Stated task
Please put the data below into a two-column CSV with the headers input and output, one row for each of the three, holding its text and its answer. Wrap every field in double quotes and turn any line breaks inside a field into spaces.
======
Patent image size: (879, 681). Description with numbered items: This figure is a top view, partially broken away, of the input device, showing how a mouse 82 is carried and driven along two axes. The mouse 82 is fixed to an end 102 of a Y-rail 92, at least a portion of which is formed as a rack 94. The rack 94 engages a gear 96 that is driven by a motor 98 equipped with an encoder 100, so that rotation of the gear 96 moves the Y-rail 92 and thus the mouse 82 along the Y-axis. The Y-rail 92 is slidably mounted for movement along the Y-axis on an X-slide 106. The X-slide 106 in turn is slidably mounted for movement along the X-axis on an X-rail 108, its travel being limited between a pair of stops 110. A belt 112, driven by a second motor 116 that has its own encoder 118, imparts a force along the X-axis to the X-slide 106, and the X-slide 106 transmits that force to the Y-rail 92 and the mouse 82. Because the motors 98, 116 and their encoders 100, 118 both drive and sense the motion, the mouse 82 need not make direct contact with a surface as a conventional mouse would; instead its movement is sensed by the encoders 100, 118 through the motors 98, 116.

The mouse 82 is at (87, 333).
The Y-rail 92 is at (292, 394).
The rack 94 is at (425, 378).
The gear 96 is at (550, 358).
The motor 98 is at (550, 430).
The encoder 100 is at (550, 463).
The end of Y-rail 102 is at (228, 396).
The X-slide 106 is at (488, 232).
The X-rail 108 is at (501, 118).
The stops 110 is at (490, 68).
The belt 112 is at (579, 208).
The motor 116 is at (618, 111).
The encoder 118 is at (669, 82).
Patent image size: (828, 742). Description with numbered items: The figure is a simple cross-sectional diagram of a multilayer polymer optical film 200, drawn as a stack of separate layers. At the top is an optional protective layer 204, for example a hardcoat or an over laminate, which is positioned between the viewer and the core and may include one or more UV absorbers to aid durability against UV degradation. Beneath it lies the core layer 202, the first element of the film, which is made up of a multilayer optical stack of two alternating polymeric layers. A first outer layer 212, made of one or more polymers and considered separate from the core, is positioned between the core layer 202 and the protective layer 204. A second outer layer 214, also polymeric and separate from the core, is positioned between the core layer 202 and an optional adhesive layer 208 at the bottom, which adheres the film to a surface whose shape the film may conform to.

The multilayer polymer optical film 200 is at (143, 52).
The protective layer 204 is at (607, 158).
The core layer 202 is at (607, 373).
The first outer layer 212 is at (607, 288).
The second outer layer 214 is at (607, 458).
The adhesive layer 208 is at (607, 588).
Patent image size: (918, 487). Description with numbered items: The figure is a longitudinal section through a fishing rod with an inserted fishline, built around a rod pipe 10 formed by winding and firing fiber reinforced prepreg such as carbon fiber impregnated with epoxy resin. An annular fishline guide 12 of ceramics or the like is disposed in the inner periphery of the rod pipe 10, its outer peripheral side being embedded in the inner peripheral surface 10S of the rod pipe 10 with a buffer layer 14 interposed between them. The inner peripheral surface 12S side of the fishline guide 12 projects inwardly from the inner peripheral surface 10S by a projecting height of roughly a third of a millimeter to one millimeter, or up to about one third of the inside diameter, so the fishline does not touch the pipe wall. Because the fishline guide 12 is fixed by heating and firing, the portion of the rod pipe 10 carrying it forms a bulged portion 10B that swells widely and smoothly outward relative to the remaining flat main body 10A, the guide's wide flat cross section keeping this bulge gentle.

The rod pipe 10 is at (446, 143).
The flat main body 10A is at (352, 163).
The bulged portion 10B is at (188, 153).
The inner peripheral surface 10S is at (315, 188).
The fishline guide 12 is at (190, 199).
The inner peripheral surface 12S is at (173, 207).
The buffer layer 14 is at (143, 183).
======
Finished task
input,output
"Patent image size: (879, 681). Description with numbered items: This figure is a top view, partially broken away, of the input device, showing how a mouse 82 is carried and driven along two axes. The mouse 82 is fixed to an end 102 of a Y-rail 92, at least a portion of which is formed as a rack 94. The rack 94 engages a gear 96 that is driven by a motor 98 equipped with an encoder 100, so that rotation of the gear 96 moves the Y-rail 92 and thus the mouse 82 along the Y-axis. The Y-rail 92 is slidably mounted for movement along the Y-axis on an X-slide 106. The X-slide 106 in turn is slidably mounted for movement along the X-axis on an X-rail 108, its travel being limited between a pair of stops 110. A belt 112, driven by a second motor 116 that has its own encoder 118, imparts a force along the X-axis to the X-slide 106, and the X-slide 106 transmits that force to the Y-rail 92 and the mouse 82. Because the motors 98, 116 and their encoders 100, 118 both drive and sense the motion, the mouse 82 need not make direct contact with a surface as a conventional mouse would; instead its movement is sensed by the encoders 100, 118 through the motors 98, 116.","The mouse 82 is at (87, 333). The Y-rail 92 is at (292, 394). The rack 94 is at (425, 378). The gear 96 is at (550, 358). The motor 98 is at (550, 430). The encoder 100 is at (550, 463). The end of Y-rail 102 is at (228, 396). The X-slide 106 is at (488, 232). The X-rail 108 is at (501, 118). The stops 110 is at (490, 68). The belt 112 is at (579, 208). The motor 116 is at (618, 111). The encoder 118 is at (669, 82)."
"Patent image size: (828, 742). Description with numbered items: The figure is a simple cross-sectional diagram of a multilayer polymer optical film 200, drawn as a stack of separate layers. At the top is an optional protective layer 204, for example a hardcoat or an over laminate, which is positioned between the viewer and the core and may include one or more UV absorbers to aid durability against UV degradation. Beneath it lies the core layer 202, the first element of the film, which is made up of a multilayer optical stack of two alternating polymeric layers. A first outer layer 212, made of one or more polymers and considered separate from the core, is positioned between the core layer 202 and the protective layer 204. A second outer layer 214, also polymeric and separate from the core, is positioned between the core layer 202 and an optional adhesive layer 208 at the bottom, which adheres the film to a surface whose shape the film may conform to.","The multilayer polymer optical film 200 is at (143, 52). The protective layer 204 is at (607, 158). The core layer 202 is at (607, 373). The first outer layer 212 is at (607, 288). The second outer layer 214 is at (607, 458). The adhesive layer 208 is at (607, 588)."
"Patent image size: (918, 487). Description with numbered items: The figure is a longitudinal section through a fishing rod with an inserted fishline, built around a rod pipe 10 formed by winding and firing fiber reinforced prepreg such as carbon fiber impregnated with epoxy resin. An annular fishline guide 12 of ceramics or the like is disposed in the inner periphery of the rod pipe 10, its outer peripheral side being embedded in the inner peripheral surface 10S of the rod pipe 10 with a buffer layer 14 interposed between them. The inner peripheral surface 12S side of the fishline guide 12 projects inwardly from the inner peripheral surface 10S by a projecting height of roughly a third of a millimeter to one millimeter, or up to about one third of the inside diameter, so the fishline does not touch the pipe wall. Because the fishline guide 12 is fixed by heating and firing, the portion of the rod pipe 10 carrying it forms a bulged portion 10B that swells widely and smoothly outward relative to the remaining flat main body 10A, the guide's wide flat cross section keeping this bulge gentle.","The rod pipe 10 is at (446, 143). The flat main body 10A is at (352, 163). The bulged portion 10B is at (188, 153). The inner peripheral surface 10S is at (315, 188). The fishline guide 12 is at (190, 199). The inner peripheral surface 12S is at (173, 207). The buffer layer 14 is at (143, 183)."